= Objetivo del ejercicio =
Reproduzca los registros siguientes reemplazando "sidebar-item" por "menu-item" en todos ellos, sin alterar nada más.

= Listados de elementos y regiones =
════════════════════
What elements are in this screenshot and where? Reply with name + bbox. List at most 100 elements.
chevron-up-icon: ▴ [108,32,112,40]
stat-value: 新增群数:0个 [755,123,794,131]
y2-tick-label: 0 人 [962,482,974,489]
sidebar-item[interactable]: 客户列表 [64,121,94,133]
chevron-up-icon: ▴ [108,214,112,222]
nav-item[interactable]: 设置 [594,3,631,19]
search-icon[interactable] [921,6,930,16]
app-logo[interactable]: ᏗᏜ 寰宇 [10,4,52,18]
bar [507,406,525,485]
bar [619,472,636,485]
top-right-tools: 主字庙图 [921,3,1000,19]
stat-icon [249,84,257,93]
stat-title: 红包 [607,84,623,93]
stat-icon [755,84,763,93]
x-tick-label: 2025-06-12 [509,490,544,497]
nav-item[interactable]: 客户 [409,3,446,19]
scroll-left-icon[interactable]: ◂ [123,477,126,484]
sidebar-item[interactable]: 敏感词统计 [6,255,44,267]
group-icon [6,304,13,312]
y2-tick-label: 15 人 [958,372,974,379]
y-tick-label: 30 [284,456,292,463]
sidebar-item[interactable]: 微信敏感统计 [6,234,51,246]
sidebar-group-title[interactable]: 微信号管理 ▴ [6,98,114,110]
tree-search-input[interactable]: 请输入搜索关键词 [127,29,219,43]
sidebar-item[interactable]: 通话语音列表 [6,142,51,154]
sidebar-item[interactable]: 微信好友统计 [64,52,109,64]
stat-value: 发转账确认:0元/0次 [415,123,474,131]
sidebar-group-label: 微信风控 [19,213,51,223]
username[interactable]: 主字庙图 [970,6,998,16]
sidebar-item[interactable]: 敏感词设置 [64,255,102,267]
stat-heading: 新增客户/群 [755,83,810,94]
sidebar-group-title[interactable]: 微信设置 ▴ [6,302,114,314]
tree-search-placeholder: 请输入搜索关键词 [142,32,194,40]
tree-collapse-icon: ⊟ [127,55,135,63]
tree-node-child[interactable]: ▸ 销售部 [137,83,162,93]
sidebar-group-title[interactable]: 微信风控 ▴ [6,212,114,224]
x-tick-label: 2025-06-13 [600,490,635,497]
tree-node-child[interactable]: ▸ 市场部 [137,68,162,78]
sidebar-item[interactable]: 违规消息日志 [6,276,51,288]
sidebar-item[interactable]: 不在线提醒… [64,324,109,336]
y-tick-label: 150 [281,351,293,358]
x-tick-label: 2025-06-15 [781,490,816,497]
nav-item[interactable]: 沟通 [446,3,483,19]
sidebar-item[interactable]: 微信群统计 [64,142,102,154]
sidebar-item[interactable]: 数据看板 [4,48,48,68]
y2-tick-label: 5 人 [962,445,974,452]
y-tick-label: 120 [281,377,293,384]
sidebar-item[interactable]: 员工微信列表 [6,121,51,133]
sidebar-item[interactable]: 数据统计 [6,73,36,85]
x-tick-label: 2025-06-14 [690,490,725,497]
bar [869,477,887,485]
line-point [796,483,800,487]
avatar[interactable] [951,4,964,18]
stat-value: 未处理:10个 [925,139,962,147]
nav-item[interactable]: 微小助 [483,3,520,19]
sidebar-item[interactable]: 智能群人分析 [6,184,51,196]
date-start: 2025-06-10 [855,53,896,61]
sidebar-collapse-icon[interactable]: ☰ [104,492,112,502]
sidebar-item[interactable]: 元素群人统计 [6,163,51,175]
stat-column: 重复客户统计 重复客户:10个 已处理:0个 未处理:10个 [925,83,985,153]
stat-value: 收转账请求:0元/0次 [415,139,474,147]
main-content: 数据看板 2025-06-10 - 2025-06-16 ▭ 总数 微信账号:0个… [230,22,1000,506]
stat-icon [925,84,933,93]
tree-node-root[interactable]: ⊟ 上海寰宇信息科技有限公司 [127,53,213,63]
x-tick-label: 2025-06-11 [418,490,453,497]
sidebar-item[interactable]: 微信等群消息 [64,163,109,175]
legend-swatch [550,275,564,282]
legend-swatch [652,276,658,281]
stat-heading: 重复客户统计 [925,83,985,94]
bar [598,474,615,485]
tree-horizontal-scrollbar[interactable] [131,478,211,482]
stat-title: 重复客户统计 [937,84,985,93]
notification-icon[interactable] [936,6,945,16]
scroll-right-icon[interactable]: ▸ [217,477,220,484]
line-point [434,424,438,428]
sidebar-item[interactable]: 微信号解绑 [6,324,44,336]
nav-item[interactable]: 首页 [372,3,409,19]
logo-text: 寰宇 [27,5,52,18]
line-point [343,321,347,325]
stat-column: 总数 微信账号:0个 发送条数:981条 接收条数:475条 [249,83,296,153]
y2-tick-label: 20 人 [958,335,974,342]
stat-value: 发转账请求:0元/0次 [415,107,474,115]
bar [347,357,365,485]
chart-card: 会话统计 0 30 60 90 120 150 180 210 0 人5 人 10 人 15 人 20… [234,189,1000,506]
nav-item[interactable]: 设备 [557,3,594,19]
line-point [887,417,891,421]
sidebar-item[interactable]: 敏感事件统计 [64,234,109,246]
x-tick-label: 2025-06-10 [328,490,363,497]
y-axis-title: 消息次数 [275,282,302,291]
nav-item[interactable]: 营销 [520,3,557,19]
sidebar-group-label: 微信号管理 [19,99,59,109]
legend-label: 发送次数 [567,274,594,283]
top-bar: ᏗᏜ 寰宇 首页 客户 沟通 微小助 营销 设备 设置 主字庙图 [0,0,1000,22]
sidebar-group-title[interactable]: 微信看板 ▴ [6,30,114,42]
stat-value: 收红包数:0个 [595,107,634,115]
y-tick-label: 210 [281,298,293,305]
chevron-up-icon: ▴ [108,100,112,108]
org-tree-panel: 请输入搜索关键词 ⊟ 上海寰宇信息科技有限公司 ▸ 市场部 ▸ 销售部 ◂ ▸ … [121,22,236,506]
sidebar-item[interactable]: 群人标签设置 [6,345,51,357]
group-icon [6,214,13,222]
════════════════════
= Respuesta solicitada =
What elements are in this screenshot and where? Reply with name + bbox. List at most 100 elements.
chevron-up-icon: ▴ [108,32,112,40]
stat-value: 新增群数:0个 [755,123,794,131]
y2-tick-label: 0 人 [962,482,974,489]
menu-item[interactable]: 客户列表 [64,121,94,133]
chevron-up-icon: ▴ [108,214,112,222]
nav-item[interactable]: 设置 [594,3,631,19]
search-icon[interactable] [921,6,930,16]
app-logo[interactable]: ᏗᏜ 寰宇 [10,4,52,18]
bar [507,406,525,485]
bar [619,472,636,485]
top-right-tools: 主字庙图 [921,3,1000,19]
stat-icon [249,84,257,93]
stat-title: 红包 [607,84,623,93]
stat-icon [755,84,763,93]
x-tick-label: 2025-06-12 [509,490,544,497]
nav-item[interactable]: 客户 [409,3,446,19]
scroll-left-icon[interactable]: ◂ [123,477,126,484]
menu-item[interactable]: 敏感词统计 [6,255,44,267]
group-icon [6,304,13,312]
y2-tick-label: 15 人 [958,372,974,379]
y-tick-label: 30 [284,456,292,463]
menu-item[interactable]: 微信敏感统计 [6,234,51,246]
sidebar-group-title[interactable]: 微信号管理 ▴ [6,98,114,110]
tree-search-input[interactable]: 请输入搜索关键词 [127,29,219,43]
menu-item[interactable]: 通话语音列表 [6,142,51,154]
menu-item[interactable]: 微信好友统计 [64,52,109,64]
stat-value: 发转账确认:0元/0次 [415,123,474,131]
sidebar-group-label: 微信风控 [19,213,51,223]
username[interactable]: 主字庙图 [970,6,998,16]
menu-item[interactable]: 敏感词设置 [64,255,102,267]
stat-heading: 新增客户/群 [755,83,810,94]
sidebar-group-title[interactable]: 微信设置 ▴ [6,302,114,314]
tree-search-placeholder: 请输入搜索关键词 [142,32,194,40]
tree-collapse-icon: ⊟ [127,55,135,63]
tree-node-child[interactable]: ▸ 销售部 [137,83,162,93]
sidebar-group-title[interactable]: 微信风控 ▴ [6,212,114,224]
x-tick-label: 2025-06-13 [600,490,635,497]
tree-node-child[interactable]: ▸ 市场部 [137,68,162,78]
menu-item[interactable]: 违规消息日志 [6,276,51,288]
menu-item[interactable]: 不在线提醒… [64,324,109,336]
y-tick-label: 150 [281,351,293,358]
x-tick-label: 2025-06-15 [781,490,816,497]
nav-item[interactable]: 沟通 [446,3,483,19]
menu-item[interactable]: 微信群统计 [64,142,102,154]
menu-item[interactable]: 数据看板 [4,48,48,68]
y2-tick-label: 5 人 [962,445,974,452]
y-tick-label: 120 [281,377,293,384]
menu-item[interactable]: 员工微信列表 [6,121,51,133]
menu-item[interactable]: 数据统计 [6,73,36,85]
x-tick-label: 2025-06-14 [690,490,725,497]
bar [869,477,887,485]
line-point [796,483,800,487]
avatar[interactable] [951,4,964,18]
stat-value: 未处理:10个 [925,139,962,147]
nav-item[interactable]: 微小助 [483,3,520,19]
menu-item[interactable]: 智能群人分析 [6,184,51,196]
date-start: 2025-06-10 [855,53,896,61]
sidebar-collapse-icon[interactable]: ☰ [104,492,112,502]
menu-item[interactable]: 元素群人统计 [6,163,51,175]
stat-column: 重复客户统计 重复客户:10个 已处理:0个 未处理:10个 [925,83,985,153]
stat-value: 收转账请求:0元/0次 [415,139,474,147]
main-content: 数据看板 2025-06-10 - 2025-06-16 ▭ 总数 微信账号:0个… [230,22,1000,506]
stat-icon [925,84,933,93]
tree-node-root[interactable]: ⊟ 上海寰宇信息科技有限公司 [127,53,213,63]
x-tick-label: 2025-06-11 [418,490,453,497]
menu-item[interactable]: 微信等群消息 [64,163,109,175]
legend-swatch [550,275,564,282]
legend-swatch [652,276,658,281]
stat-heading: 重复客户统计 [925,83,985,94]
bar [598,474,615,485]
tree-horizontal-scrollbar[interactable] [131,478,211,482]
stat-title: 重复客户统计 [937,84,985,93]
notification-icon[interactable] [936,6,945,16]
scroll-right-icon[interactable]: ▸ [217,477,220,484]
line-point [434,424,438,428]
menu-item[interactable]: 微信号解绑 [6,324,44,336]
nav-item[interactable]: 首页 [372,3,409,19]
logo-text: 寰宇 [27,5,52,18]
line-point [343,321,347,325]
stat-column: 总数 微信账号:0个 发送条数:981条 接收条数:475条 [249,83,296,153]
y2-tick-label: 20 人 [958,335,974,342]
stat-value: 发转账请求:0元/0次 [415,107,474,115]
bar [347,357,365,485]
chart-card: 会话统计 0 30 60 90 120 150 180 210 0 人5 人 10 人 15 人 20… [234,189,1000,506]
nav-item[interactable]: 设备 [557,3,594,19]
line-point [887,417,891,421]
menu-item[interactable]: 敏感事件统计 [64,234,109,246]
x-tick-label: 2025-06-10 [328,490,363,497]
y-axis-title: 消息次数 [275,282,302,291]
nav-item[interactable]: 营销 [520,3,557,19]
sidebar-group-label: 微信号管理 [19,99,59,109]
legend-label: 发送次数 [567,274,594,283]
top-bar: ᏗᏜ 寰宇 首页 客户 沟通 微小助 营销 设备 设置 主字庙图 [0,0,1000,22]
sidebar-group-title[interactable]: 微信看板 ▴ [6,30,114,42]
stat-value: 收红包数:0个 [595,107,634,115]
y-tick-label: 210 [281,298,293,305]
chevron-up-icon: ▴ [108,100,112,108]
org-tree-panel: 请输入搜索关键词 ⊟ 上海寰宇信息科技有限公司 ▸ 市场部 ▸ 销售部 ◂ ▸ … [121,22,236,506]
menu-item[interactable]: 群人标签设置 [6,345,51,357]
group-icon [6,214,13,222]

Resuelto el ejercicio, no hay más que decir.